[Entries from a dataset]
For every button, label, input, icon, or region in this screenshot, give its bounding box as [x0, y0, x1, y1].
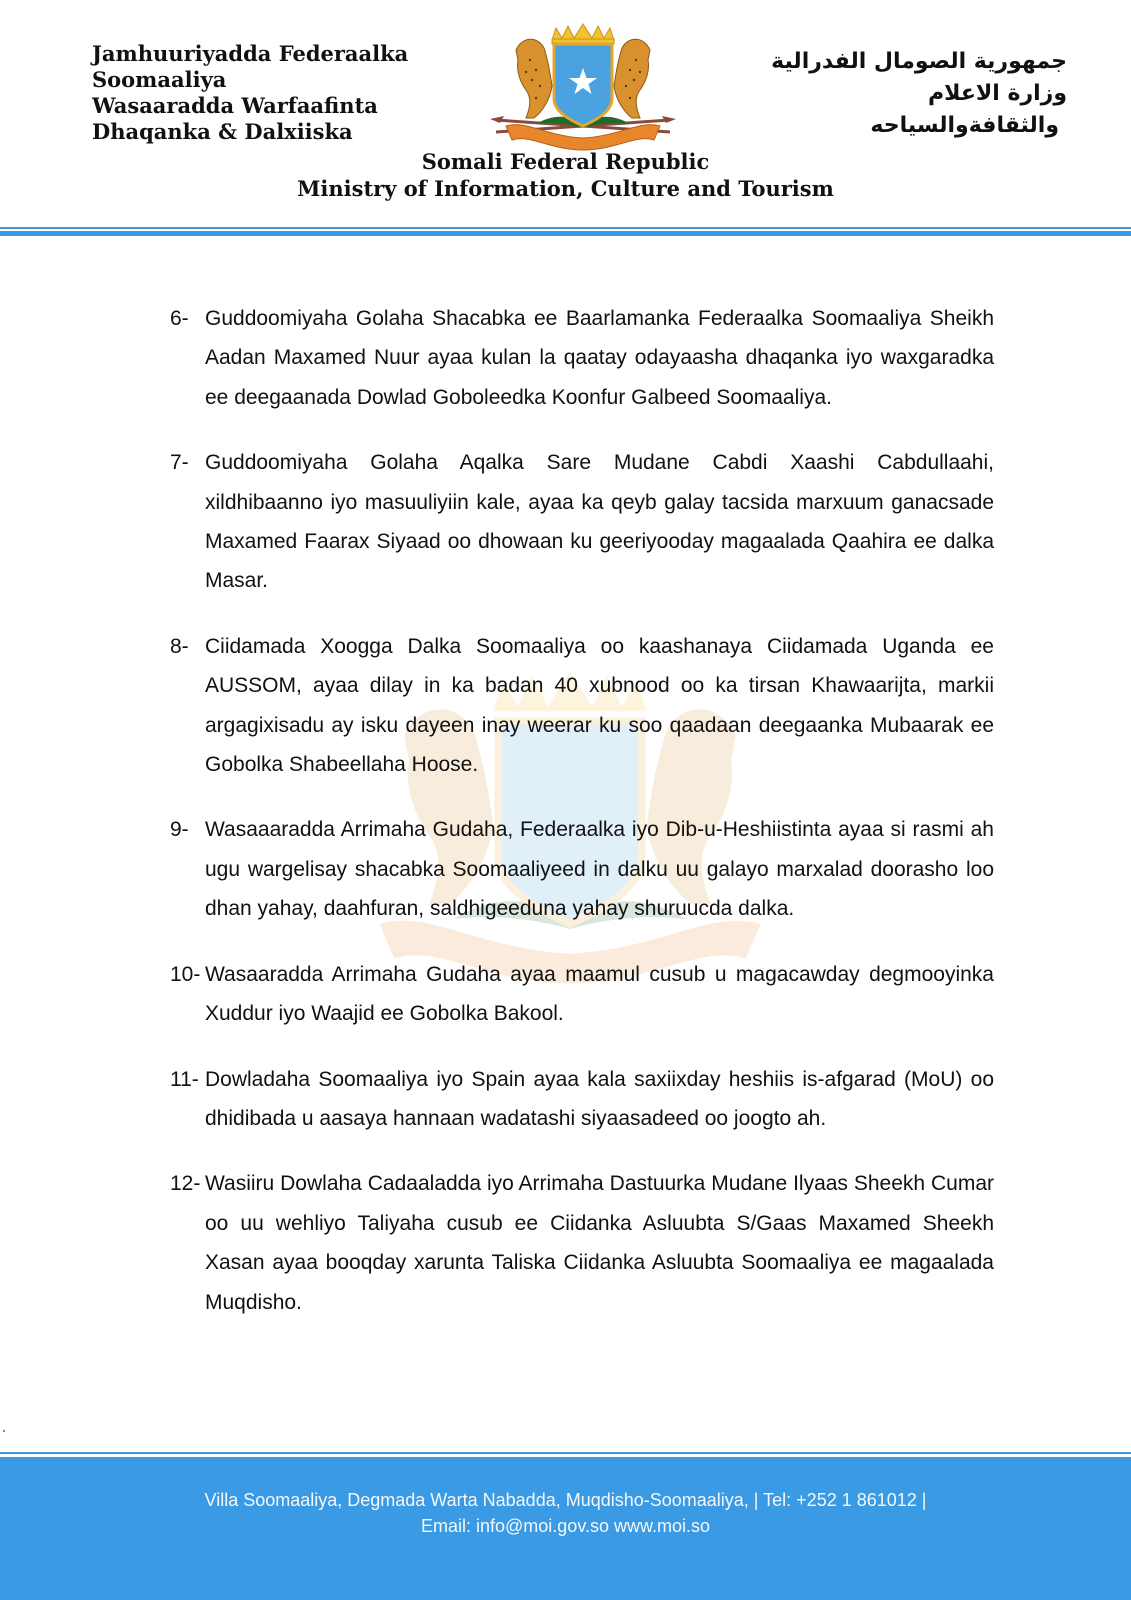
- letterhead-arabic-name: [771, 46, 1067, 142]
- letterhead-english-name: [0, 148, 1131, 202]
- letterhead-arabic-line: وزارة الاعلام: [928, 81, 1067, 106]
- footer: [0, 1457, 1131, 1600]
- footer-divider: [0, 1452, 1131, 1456]
- item-number: 6-: [170, 307, 189, 330]
- item-number: 9-: [170, 818, 189, 842]
- letterhead-line: Wasaaradda Warfaafinta: [92, 93, 378, 118]
- somalia-coat-of-arms-icon: [486, 20, 680, 160]
- letterhead-line: Jamhuuriyadda Federaalka: [92, 41, 409, 66]
- list-item: [170, 955, 994, 1034]
- list-item: [170, 810, 994, 928]
- item-text: Guddoomiyaha Golaha Aqalka Sare Mudane Cabdi Xaashi Cabdullaahi, xildhibaanno iyo masuuliyiin kale, ayaa ka qeyb galay tacsida marxuum ganacsade Maxamed Faarax Siyaad oo dhowaan ku geeriyooday magaalada Qaahira ee dalka Masar.: [205, 451, 994, 593]
- letterhead-line: Dhaqanka & Dalxiiska: [92, 119, 353, 144]
- letterhead-somali-name: [92, 41, 408, 145]
- item-text: Wasiiru Dowlaha Cadaaladda iyo Arrimaha Dastuurka Mudane Ilyaas Sheekh Cumar oo uu wehliyo Taliyaha cusub ee Ciidanka Asluubta S/Gaas Maxamed Sheekh Xasan ayaa booqday xarunta Taliska Ciidanka Asluubta Soomaaliya ee magaalada Muqdisho.: [205, 1172, 994, 1314]
- list-item: [170, 299, 994, 417]
- item-number: 7-: [170, 451, 189, 475]
- letterhead-arabic-line: جمهورية الصومال الفدرالية: [771, 49, 1067, 74]
- list-item: [170, 443, 994, 601]
- letterhead-line: Soomaaliya: [92, 67, 227, 92]
- letterhead-title: Somali Federal Republic: [421, 149, 710, 174]
- item-number: 8-: [170, 634, 189, 658]
- news-list: [170, 299, 994, 1348]
- list-item: [170, 1060, 994, 1139]
- footer-address: Villa Soomaaliya, Degmada Warta Nabadda, Muqdisho-Soomaaliya, | Tel: +252 1 861012 |: [204, 1490, 927, 1510]
- footer-contact: Email: info@moi.gov.so www.moi.so: [420, 1516, 711, 1536]
- item-text: Wasaaradda Arrimaha Gudaha ayaa maamul cusub u magacawday degmooyinka Xuddur iyo Waajid ee Gobolka Bakool.: [205, 962, 994, 1026]
- item-text: Guddoomiyaha Golaha Shacabka ee Baarlamanka Federaalka Soomaaliya Sheikh Aadan Maxamed Nuur ayaa kulan la qaatay odayaasha dhaqanka iyo waxgaradka ee deegaanada Dowlad Goboleedka Koonfur Galbeed Soomaaliya.: [205, 307, 994, 409]
- stray-mark: [3, 1430, 5, 1432]
- list-item: [170, 1164, 994, 1322]
- header-divider: [0, 227, 1131, 236]
- item-number: 12-: [170, 1172, 201, 1196]
- item-number: 11-: [170, 1067, 199, 1091]
- list-item: [170, 627, 994, 785]
- item-text: Dowladaha Soomaaliya iyo Spain ayaa kala saxiixday heshiis is-afgarad (MoU) oo dhidibada u aasaya hannaan wadatashi siyaasadeed oo joogto ah.: [205, 1067, 994, 1130]
- item-text: Wasaaaradda Arrimaha Gudaha, Federaalka iyo Dib-u-Heshiistinta ayaa si rasmi ah ugu wargelisay shacabka Soomaaliyeed in dalku uu galayo marxalad doorasho loo dhan yahay, daahfuran, saldhigeeduna yahay shuruucda dalka.: [205, 818, 994, 921]
- letterhead-subtitle: Ministry of Information, Culture and Tourism: [297, 176, 834, 201]
- item-number: 10-: [170, 962, 201, 986]
- item-text: Ciidamada Xoogga Dalka Soomaaliya oo kaashanaya Ciidamada Uganda ee AUSSOM, ayaa dilay in ka badan 40 xubnood oo ka tirsan Khawaarijta, markii argagixisadu ay isku dayeen inay weerar ku soo qaadaan deegaanka Mubaarak ee Gobolka Shabeellaha Hoose.: [205, 634, 994, 777]
- letterhead-arabic-line: والثقافةوالسياحه: [870, 113, 1059, 138]
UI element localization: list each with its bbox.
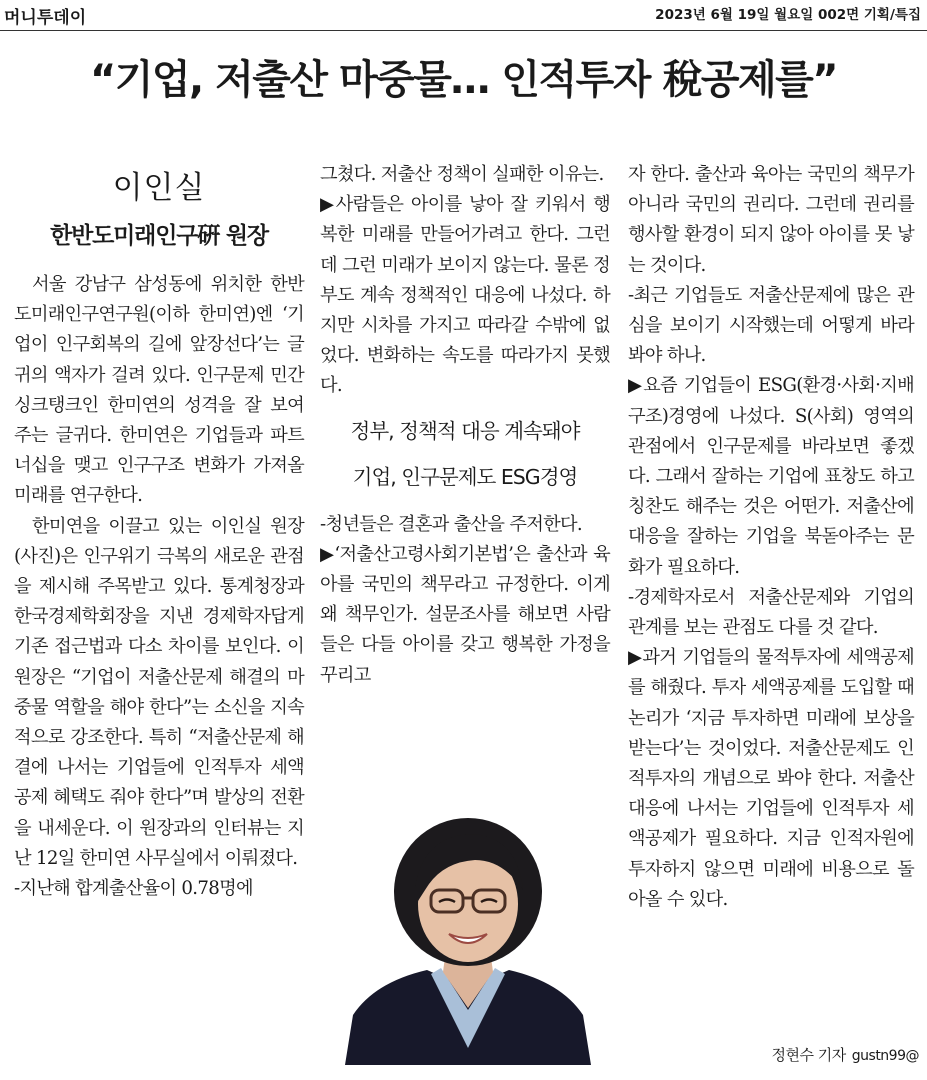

What you will do » Please print every line of the entries above word for word, leaving out the pictures.

Response to the task »
For every button, label, input, icon, or region in this screenshot, give its bounding box as [x0, y0, x1, y1].
- letterhead-arabic-name: [771, 46, 1067, 142]
- letterhead-english-name: [0, 148, 1131, 202]
- letterhead-arabic-line: وزارة الاعلام: [928, 81, 1067, 106]
- footer: [0, 1457, 1131, 1600]
- footer-divider: [0, 1452, 1131, 1456]
- item-number: 6-: [170, 307, 189, 330]
- item-number: 9-: [170, 818, 189, 842]
- letterhead-line: Wasaaradda Warfaafinta: [92, 93, 378, 118]
- somalia-coat-of-arms-icon: [486, 20, 680, 160]
- letterhead-line: Jamhuuriyadda Federaalka: [92, 41, 409, 66]
- list-item: [170, 955, 994, 1034]
- list-item: [170, 810, 994, 928]
- item-text: Guddoomiyaha Golaha Aqalka Sare Mudane Cabdi Xaashi Cabdullaahi, xildhibaanno iyo masuuliyiin kale, ayaa ka qeyb galay tacsida marxuum ganacsade Maxamed Faarax Siyaad oo dhowaan ku geeriyooday magaalada Qaahira ee dalka Masar.: [205, 451, 994, 593]
- letterhead-line: Dhaqanka & Dalxiiska: [92, 119, 353, 144]
- letterhead-somali-name: [92, 41, 408, 145]
- item-text: Wasiiru Dowlaha Cadaaladda iyo Arrimaha Dastuurka Mudane Ilyaas Sheekh Cumar oo uu wehliyo Taliyaha cusub ee Ciidanka Asluubta S/Gaas Maxamed Sheekh Xasan ayaa booqday xarunta Taliska Ciidanka Asluubta Soomaaliya ee magaalada Muqdisho.: [205, 1172, 994, 1314]
- list-item: [170, 299, 994, 417]
- item-number: 7-: [170, 451, 189, 475]
- letterhead-arabic-line: جمهورية الصومال الفدرالية: [771, 49, 1067, 74]
- list-item: [170, 443, 994, 601]
- letterhead-line: Soomaaliya: [92, 67, 227, 92]
- letterhead-title: Somali Federal Republic: [421, 149, 710, 174]
- item-number: 8-: [170, 634, 189, 658]
- news-list: [170, 299, 994, 1348]
- list-item: [170, 1060, 994, 1139]
- footer-address: Villa Soomaaliya, Degmada Warta Nabadda, Muqdisho-Soomaaliya, | Tel: +252 1 861012 |: [204, 1490, 927, 1510]
- footer-contact: Email: info@moi.gov.so www.moi.so: [420, 1516, 711, 1536]
- item-text: Wasaaradda Arrimaha Gudaha ayaa maamul cusub u magacawday degmooyinka Xuddur iyo Waajid ee Gobolka Bakool.: [205, 962, 994, 1026]
- item-text: Guddoomiyaha Golaha Shacabka ee Baarlamanka Federaalka Soomaaliya Sheikh Aadan Maxamed Nuur ayaa kulan la qaatay odayaasha dhaqanka iyo waxgaradka ee deegaanada Dowlad Goboleedka Koonfur Galbeed Soomaaliya.: [205, 307, 994, 409]
- stray-mark: [3, 1430, 5, 1432]
- list-item: [170, 1164, 994, 1322]
- header-divider: [0, 227, 1131, 236]
- item-number: 12-: [170, 1172, 201, 1196]
- item-number: 11-: [170, 1067, 199, 1091]
- list-item: [170, 627, 994, 785]
- item-text: Dowladaha Soomaaliya iyo Spain ayaa kala saxiixday heshiis is-afgarad (MoU) oo dhidibada u aasaya hannaan wadatashi siyaasadeed oo joogto ah.: [205, 1067, 994, 1130]
- item-text: Wasaaaradda Arrimaha Gudaha, Federaalka iyo Dib-u-Heshiistinta ayaa si rasmi ah ugu wargelisay shacabka Soomaaliyeed in dalku uu galayo marxalad doorasho loo dhan yahay, daahfuran, saldhigeeduna yahay shuruucda dalka.: [205, 818, 994, 921]
- letterhead-subtitle: Ministry of Information, Culture and Tourism: [297, 176, 834, 201]
- item-number: 10-: [170, 962, 201, 986]
- item-text: Ciidamada Xoogga Dalka Soomaaliya oo kaashanaya Ciidamada Uganda ee AUSSOM, ayaa dilay in ka badan 40 xubnood oo ka tirsan Khawaarijta, markii argagixisadu ay isku dayeen inay weerar ku soo qaadaan deegaanka Mubaarak ee Gobolka Shabeellaha Hoose.: [205, 634, 994, 777]
- letterhead-arabic-line: والثقافةوالسياحه: [870, 113, 1059, 138]
UI element localization: list each with its bbox.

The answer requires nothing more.